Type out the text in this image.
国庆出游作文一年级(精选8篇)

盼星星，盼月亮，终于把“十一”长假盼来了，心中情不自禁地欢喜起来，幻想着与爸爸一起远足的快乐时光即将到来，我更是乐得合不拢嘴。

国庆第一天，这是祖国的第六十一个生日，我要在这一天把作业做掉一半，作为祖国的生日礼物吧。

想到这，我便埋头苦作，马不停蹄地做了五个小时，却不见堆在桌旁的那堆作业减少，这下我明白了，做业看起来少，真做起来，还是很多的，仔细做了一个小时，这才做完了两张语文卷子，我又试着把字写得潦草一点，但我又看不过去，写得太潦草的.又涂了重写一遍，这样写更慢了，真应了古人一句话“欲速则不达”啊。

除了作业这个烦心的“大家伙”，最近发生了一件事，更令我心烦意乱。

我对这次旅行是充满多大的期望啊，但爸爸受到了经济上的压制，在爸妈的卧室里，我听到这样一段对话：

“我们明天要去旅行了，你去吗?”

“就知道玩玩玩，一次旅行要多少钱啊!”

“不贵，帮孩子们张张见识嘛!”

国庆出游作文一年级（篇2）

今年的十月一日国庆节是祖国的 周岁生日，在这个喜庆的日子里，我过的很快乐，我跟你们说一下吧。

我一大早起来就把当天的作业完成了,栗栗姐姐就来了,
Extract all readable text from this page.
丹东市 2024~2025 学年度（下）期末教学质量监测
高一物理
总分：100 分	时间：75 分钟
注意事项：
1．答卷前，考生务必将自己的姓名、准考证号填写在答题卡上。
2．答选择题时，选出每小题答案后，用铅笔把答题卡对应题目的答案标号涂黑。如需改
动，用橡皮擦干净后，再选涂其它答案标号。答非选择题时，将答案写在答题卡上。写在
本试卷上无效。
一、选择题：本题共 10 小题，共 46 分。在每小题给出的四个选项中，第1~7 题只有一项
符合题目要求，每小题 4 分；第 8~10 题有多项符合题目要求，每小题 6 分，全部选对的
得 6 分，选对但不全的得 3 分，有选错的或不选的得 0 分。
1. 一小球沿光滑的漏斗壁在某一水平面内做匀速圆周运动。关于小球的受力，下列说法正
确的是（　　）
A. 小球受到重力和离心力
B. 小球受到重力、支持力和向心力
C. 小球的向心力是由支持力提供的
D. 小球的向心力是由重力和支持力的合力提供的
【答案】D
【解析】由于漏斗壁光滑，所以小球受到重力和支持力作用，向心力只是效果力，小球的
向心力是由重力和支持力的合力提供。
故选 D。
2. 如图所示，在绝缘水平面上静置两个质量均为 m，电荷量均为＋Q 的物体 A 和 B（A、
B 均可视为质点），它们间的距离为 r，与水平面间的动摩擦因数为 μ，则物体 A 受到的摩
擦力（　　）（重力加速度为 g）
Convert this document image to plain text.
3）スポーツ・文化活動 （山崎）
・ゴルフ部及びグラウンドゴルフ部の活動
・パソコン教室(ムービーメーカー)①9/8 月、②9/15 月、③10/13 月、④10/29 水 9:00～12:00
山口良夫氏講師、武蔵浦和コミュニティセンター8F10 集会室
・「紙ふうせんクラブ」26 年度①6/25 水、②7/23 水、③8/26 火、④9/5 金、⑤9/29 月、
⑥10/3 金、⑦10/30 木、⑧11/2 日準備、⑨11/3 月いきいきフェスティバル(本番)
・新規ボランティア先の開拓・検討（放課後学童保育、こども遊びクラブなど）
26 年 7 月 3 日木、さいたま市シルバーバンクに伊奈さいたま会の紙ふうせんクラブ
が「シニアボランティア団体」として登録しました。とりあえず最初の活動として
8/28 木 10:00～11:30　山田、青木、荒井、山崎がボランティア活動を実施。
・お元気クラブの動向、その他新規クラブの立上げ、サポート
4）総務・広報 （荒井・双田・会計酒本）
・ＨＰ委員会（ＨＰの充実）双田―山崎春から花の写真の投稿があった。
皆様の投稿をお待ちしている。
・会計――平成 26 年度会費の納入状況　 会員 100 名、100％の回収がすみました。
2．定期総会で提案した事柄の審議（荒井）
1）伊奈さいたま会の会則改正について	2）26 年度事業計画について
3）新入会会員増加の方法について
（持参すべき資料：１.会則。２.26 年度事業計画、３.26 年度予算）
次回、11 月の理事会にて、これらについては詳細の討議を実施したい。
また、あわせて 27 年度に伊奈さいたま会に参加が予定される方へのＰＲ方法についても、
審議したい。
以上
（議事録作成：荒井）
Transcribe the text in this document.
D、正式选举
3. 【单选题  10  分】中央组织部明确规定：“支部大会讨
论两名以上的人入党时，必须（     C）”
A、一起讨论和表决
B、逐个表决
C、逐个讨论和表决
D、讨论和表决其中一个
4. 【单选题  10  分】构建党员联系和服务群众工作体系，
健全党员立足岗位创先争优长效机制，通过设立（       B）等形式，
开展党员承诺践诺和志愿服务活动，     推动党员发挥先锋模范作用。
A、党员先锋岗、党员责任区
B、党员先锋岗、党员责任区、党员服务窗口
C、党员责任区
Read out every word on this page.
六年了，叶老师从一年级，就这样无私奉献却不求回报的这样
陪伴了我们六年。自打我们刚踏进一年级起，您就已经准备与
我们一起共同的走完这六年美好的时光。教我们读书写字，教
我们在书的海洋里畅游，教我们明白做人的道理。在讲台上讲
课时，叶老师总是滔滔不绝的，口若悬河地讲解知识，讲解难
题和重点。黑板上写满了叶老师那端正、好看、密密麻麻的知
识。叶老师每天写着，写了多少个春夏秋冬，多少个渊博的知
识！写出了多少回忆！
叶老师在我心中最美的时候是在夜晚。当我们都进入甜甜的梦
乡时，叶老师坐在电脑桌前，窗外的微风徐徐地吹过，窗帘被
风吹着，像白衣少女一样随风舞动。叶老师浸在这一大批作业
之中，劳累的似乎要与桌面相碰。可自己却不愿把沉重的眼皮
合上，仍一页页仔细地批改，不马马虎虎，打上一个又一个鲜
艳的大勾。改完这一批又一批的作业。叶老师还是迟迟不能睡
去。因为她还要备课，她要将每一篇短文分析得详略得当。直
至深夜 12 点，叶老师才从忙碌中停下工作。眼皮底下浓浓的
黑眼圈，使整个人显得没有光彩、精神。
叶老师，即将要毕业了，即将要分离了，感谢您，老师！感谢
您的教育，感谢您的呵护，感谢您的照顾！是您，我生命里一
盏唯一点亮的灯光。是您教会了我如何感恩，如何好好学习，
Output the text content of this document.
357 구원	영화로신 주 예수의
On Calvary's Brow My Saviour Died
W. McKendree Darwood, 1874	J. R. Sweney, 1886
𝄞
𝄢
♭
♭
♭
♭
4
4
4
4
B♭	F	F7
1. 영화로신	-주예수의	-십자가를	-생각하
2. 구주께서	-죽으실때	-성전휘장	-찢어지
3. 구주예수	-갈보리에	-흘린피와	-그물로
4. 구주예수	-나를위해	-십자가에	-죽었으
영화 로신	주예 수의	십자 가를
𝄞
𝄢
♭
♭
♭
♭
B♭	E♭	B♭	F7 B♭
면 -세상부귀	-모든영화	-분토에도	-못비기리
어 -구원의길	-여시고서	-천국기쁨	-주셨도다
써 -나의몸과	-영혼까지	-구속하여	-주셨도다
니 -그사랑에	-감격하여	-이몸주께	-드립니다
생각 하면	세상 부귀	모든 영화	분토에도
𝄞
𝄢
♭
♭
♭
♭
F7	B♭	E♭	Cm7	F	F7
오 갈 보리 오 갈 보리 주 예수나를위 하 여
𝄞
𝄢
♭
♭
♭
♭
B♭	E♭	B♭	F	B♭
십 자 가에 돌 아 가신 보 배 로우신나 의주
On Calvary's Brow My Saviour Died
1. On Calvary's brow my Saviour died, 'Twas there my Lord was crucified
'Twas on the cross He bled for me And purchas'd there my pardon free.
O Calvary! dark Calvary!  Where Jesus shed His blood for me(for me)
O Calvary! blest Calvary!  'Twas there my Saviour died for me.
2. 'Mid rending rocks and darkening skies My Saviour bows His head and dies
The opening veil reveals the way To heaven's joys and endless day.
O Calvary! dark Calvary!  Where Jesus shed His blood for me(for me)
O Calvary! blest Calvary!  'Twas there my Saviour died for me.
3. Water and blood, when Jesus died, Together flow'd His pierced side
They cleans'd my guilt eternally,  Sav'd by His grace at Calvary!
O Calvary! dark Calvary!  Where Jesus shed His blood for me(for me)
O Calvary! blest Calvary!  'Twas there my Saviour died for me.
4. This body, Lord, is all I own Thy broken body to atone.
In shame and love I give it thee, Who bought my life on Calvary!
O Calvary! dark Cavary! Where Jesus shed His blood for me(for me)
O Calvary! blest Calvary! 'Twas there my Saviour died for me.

════

TASK REQUIREMENTS: Collect the lines of the data that carry the word "image".

EXERCISE OUTPUT:
Type out the text in this image.
Convert this document image to plain text.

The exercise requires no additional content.